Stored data
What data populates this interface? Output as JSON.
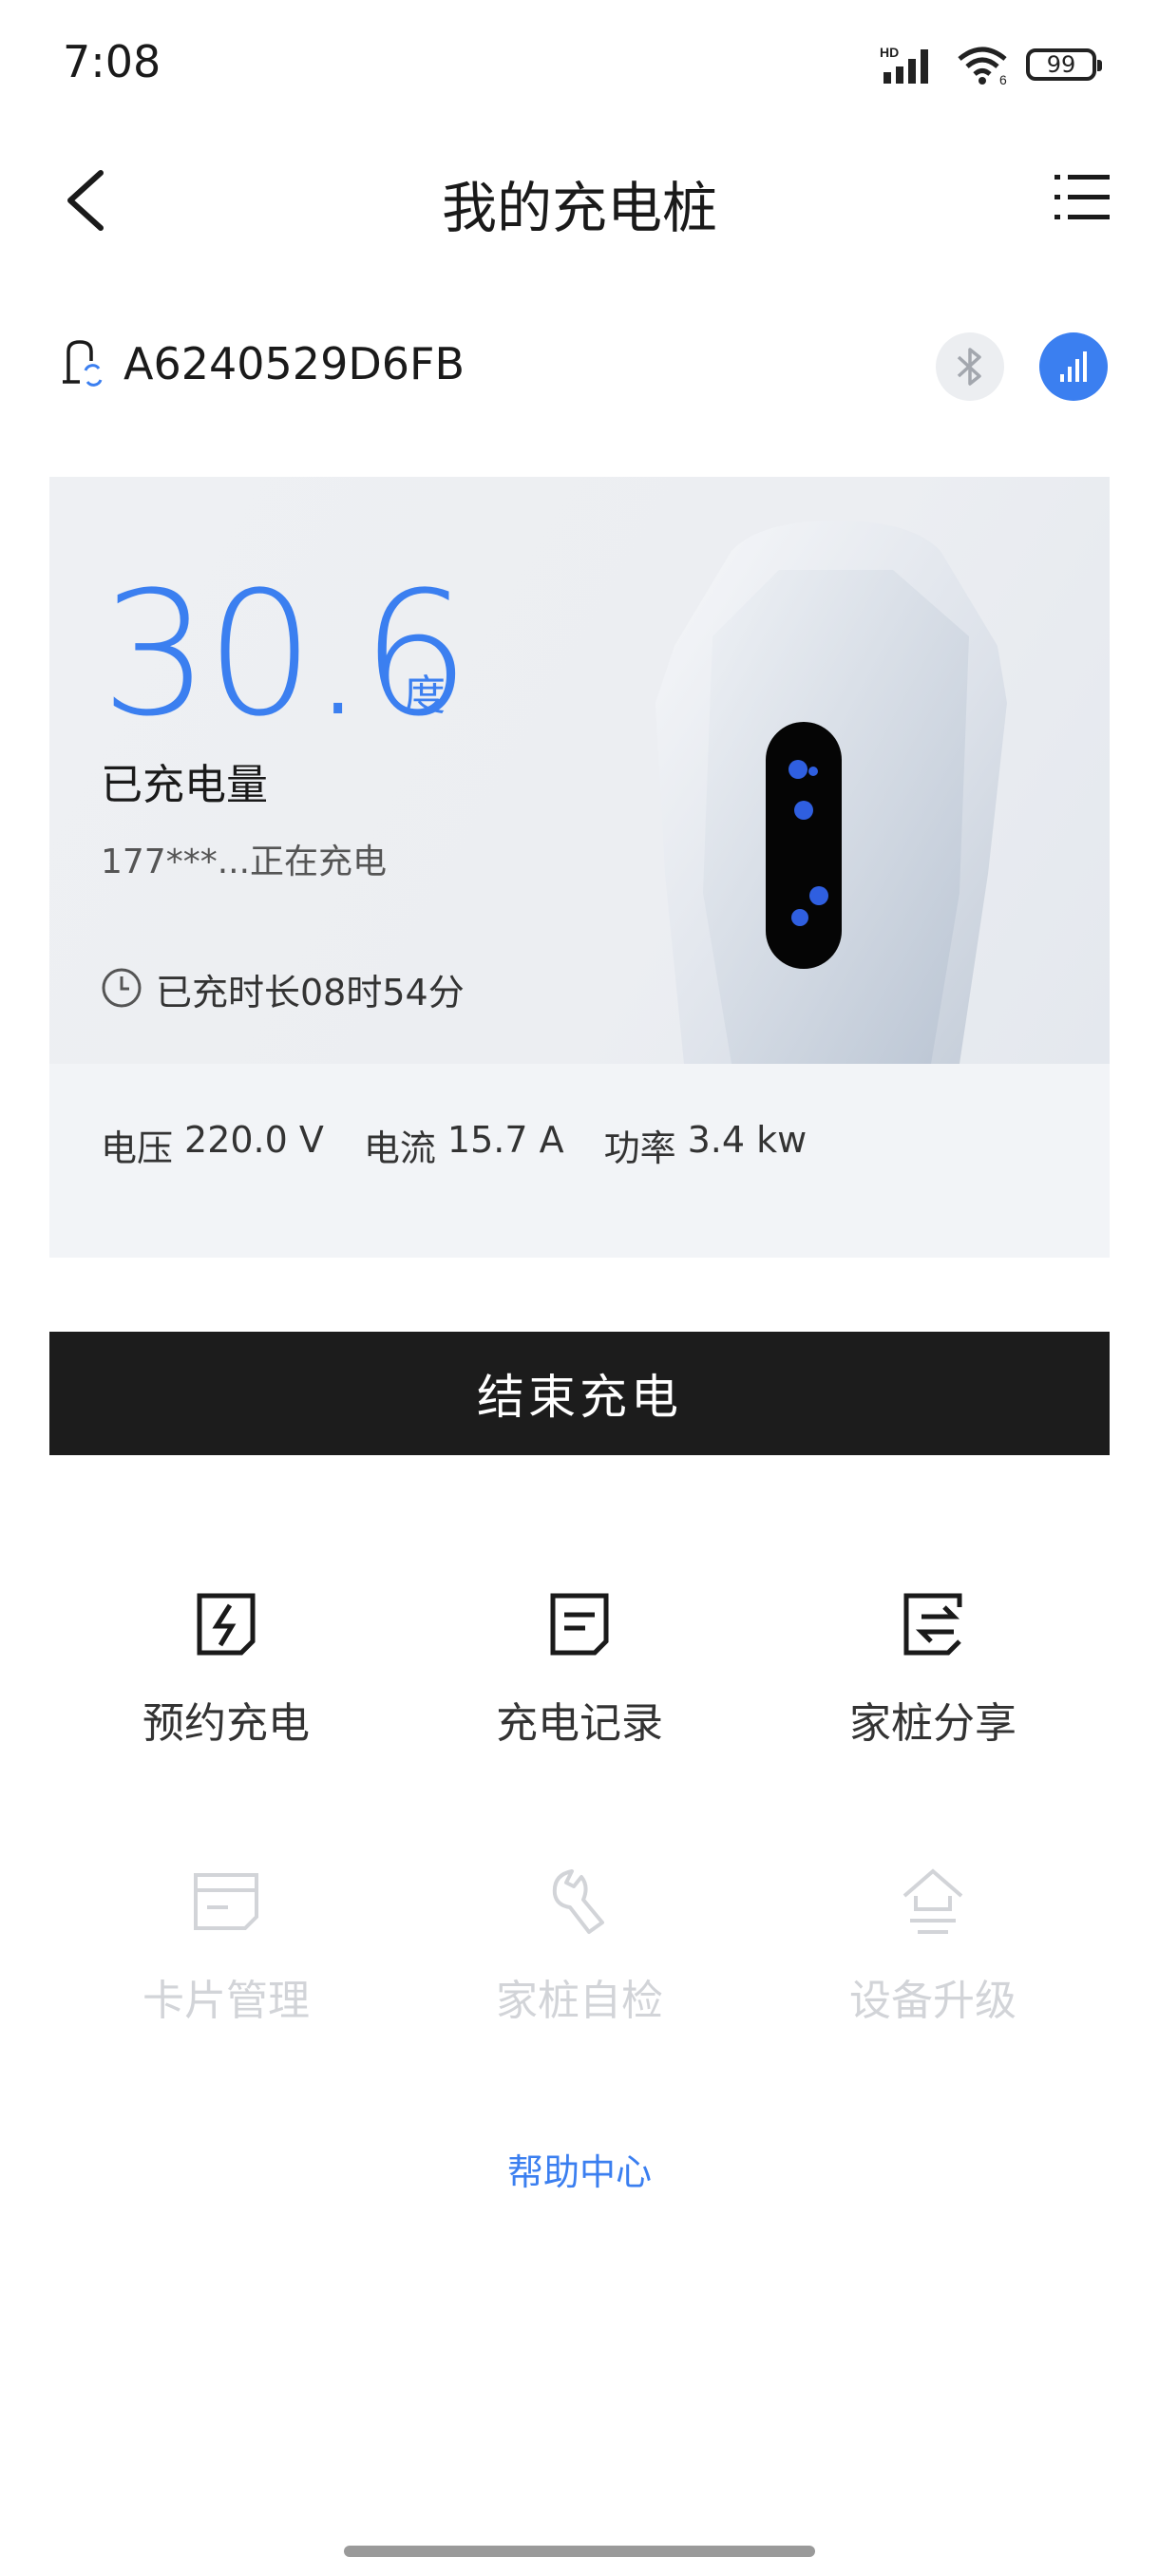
{
  "status_bar": {
    "time": "7:08",
    "network": "HD",
    "wifi_badge": "6",
    "battery": "99"
  },
  "header": {
    "title": "我的充电桩"
  },
  "device": {
    "id": "A6240529D6FB",
    "bluetooth_icon": "bluetooth-icon",
    "signal_icon": "signal-icon"
  },
  "charging": {
    "energy_value": "30.6",
    "energy_unit": "度",
    "energy_label": "已充电量",
    "user_status": "177***...正在充电",
    "duration": "已充时长08时54分",
    "metrics": [
      {
        "label": "电压",
        "value": "220.0 V"
      },
      {
        "label": "电流",
        "value": "15.7 A"
      },
      {
        "label": "功率",
        "value": "3.4 kw"
      }
    ]
  },
  "actions": {
    "end_charging": "结束充电"
  },
  "grid": {
    "row1": [
      {
        "label": "预约充电",
        "icon": "scheduled-charge-icon"
      },
      {
        "label": "充电记录",
        "icon": "charge-record-icon"
      },
      {
        "label": "家桩分享",
        "icon": "share-icon"
      }
    ],
    "row2": [
      {
        "label": "卡片管理",
        "icon": "card-icon"
      },
      {
        "label": "家桩自检",
        "icon": "wrench-icon"
      },
      {
        "label": "设备升级",
        "icon": "upgrade-icon"
      }
    ]
  },
  "help": "帮助中心",
  "colors": {
    "accent": "#3b7ff0",
    "button_dark": "#1c1c1c",
    "card_bg": "#f2f4f7",
    "disabled": "#d2d4d8"
  }
}
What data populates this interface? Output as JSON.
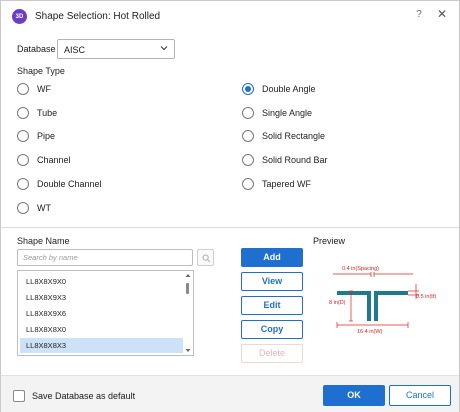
{
  "window": {
    "app_icon_text": "3D",
    "title": "Shape Selection: Hot Rolled",
    "help_label": "?",
    "close_label": "✕"
  },
  "database": {
    "label": "Database",
    "selected": "AISC"
  },
  "shape_type": {
    "label": "Shape Type",
    "options": [
      {
        "label": "WF",
        "checked": false
      },
      {
        "label": "Tube",
        "checked": false
      },
      {
        "label": "Pipe",
        "checked": false
      },
      {
        "label": "Channel",
        "checked": false
      },
      {
        "label": "Double Channel",
        "checked": false
      },
      {
        "label": "WT",
        "checked": false
      },
      {
        "label": "Double Angle",
        "checked": true
      },
      {
        "label": "Single Angle",
        "checked": false
      },
      {
        "label": "Solid Rectangle",
        "checked": false
      },
      {
        "label": "Solid Round Bar",
        "checked": false
      },
      {
        "label": "Tapered WF",
        "checked": false
      }
    ]
  },
  "shape_name": {
    "label": "Shape Name",
    "search_placeholder": "Search by name",
    "items": [
      "LL8X8X9X0",
      "LL8X8X9X3",
      "LL8X8X9X6",
      "LL8X8X8X0",
      "LL8X8X8X3"
    ],
    "selected_index": 4
  },
  "actions": {
    "add": "Add",
    "view": "View",
    "edit": "Edit",
    "copy": "Copy",
    "delete": "Delete"
  },
  "preview": {
    "label": "Preview",
    "dim_spacing": "0.4 in(Spacing)",
    "dim_d": "8 in(D)",
    "dim_tf": "0.5 in(tf)",
    "dim_w": "16.4 in(W)"
  },
  "footer": {
    "save_default_label": "Save Database as default",
    "save_default_checked": false,
    "ok": "OK",
    "cancel": "Cancel"
  },
  "colors": {
    "accent": "#1f6fd1",
    "dimension": "#e02020",
    "shape_fill": "#1e7a8c"
  }
}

• **REQUIRED TASK**
Write out again every line above exactly as given; the pictures do not belong in the copy.

• **EXPECTED OUTPUT**
What data populates this interface? Output as JSON.
{
  "status_bar": {
    "time": "7:08",
    "network": "HD",
    "wifi_badge": "6",
    "battery": "99"
  },
  "header": {
    "title": "我的充电桩"
  },
  "device": {
    "id": "A6240529D6FB",
    "bluetooth_icon": "bluetooth-icon",
    "signal_icon": "signal-icon"
  },
  "charging": {
    "energy_value": "30.6",
    "energy_unit": "度",
    "energy_label": "已充电量",
    "user_status": "177***...正在充电",
    "duration": "已充时长08时54分",
    "metrics": [
      {
        "label": "电压",
        "value": "220.0 V"
      },
      {
        "label": "电流",
        "value": "15.7 A"
      },
      {
        "label": "功率",
        "value": "3.4 kw"
      }
    ]
  },
  "actions": {
    "end_charging": "结束充电"
  },
  "grid": {
    "row1": [
      {
        "label": "预约充电",
        "icon": "scheduled-charge-icon"
      },
      {
        "label": "充电记录",
        "icon": "charge-record-icon"
      },
      {
        "label": "家桩分享",
        "icon": "share-icon"
      }
    ],
    "row2": [
      {
        "label": "卡片管理",
        "icon": "card-icon"
      },
      {
        "label": "家桩自检",
        "icon": "wrench-icon"
      },
      {
        "label": "设备升级",
        "icon": "upgrade-icon"
      }
    ]
  },
  "help": "帮助中心",
  "colors": {
    "accent": "#3b7ff0",
    "button_dark": "#1c1c1c",
    "card_bg": "#f2f4f7",
    "disabled": "#d2d4d8"
  }
}
What data populates this interface? Output as JSON.
{
  "window": {
    "app_icon_text": "3D",
    "title": "Shape Selection: Hot Rolled",
    "help_label": "?",
    "close_label": "✕"
  },
  "database": {
    "label": "Database",
    "selected": "AISC"
  },
  "shape_type": {
    "label": "Shape Type",
    "options": [
      {
        "label": "WF",
        "checked": false
      },
      {
        "label": "Tube",
        "checked": false
      },
      {
        "label": "Pipe",
        "checked": false
      },
      {
        "label": "Channel",
        "checked": false
      },
      {
        "label": "Double Channel",
        "checked": false
      },
      {
        "label": "WT",
        "checked": false
      },
      {
        "label": "Double Angle",
        "checked": true
      },
      {
        "label": "Single Angle",
        "checked": false
      },
      {
        "label": "Solid Rectangle",
        "checked": false
      },
      {
        "label": "Solid Round Bar",
        "checked": false
      },
      {
        "label": "Tapered WF",
        "checked": false
      }
    ]
  },
  "shape_name": {
    "label": "Shape Name",
    "search_placeholder": "Search by name",
    "items": [
      "LL8X8X9X0",
      "LL8X8X9X3",
      "LL8X8X9X6",
      "LL8X8X8X0",
      "LL8X8X8X3"
    ],
    "selected_index": 4
  },
  "actions": {
    "add": "Add",
    "view": "View",
    "edit": "Edit",
    "copy": "Copy",
    "delete": "Delete"
  },
  "preview": {
    "label": "Preview",
    "dim_spacing": "0.4 in(Spacing)",
    "dim_d": "8 in(D)",
    "dim_tf": "0.5 in(tf)",
    "dim_w": "16.4 in(W)"
  },
  "footer": {
    "save_default_label": "Save Database as default",
    "save_default_checked": false,
    "ok": "OK",
    "cancel": "Cancel"
  },
  "colors": {
    "accent": "#1f6fd1",
    "dimension": "#e02020",
    "shape_fill": "#1e7a8c"
  }
}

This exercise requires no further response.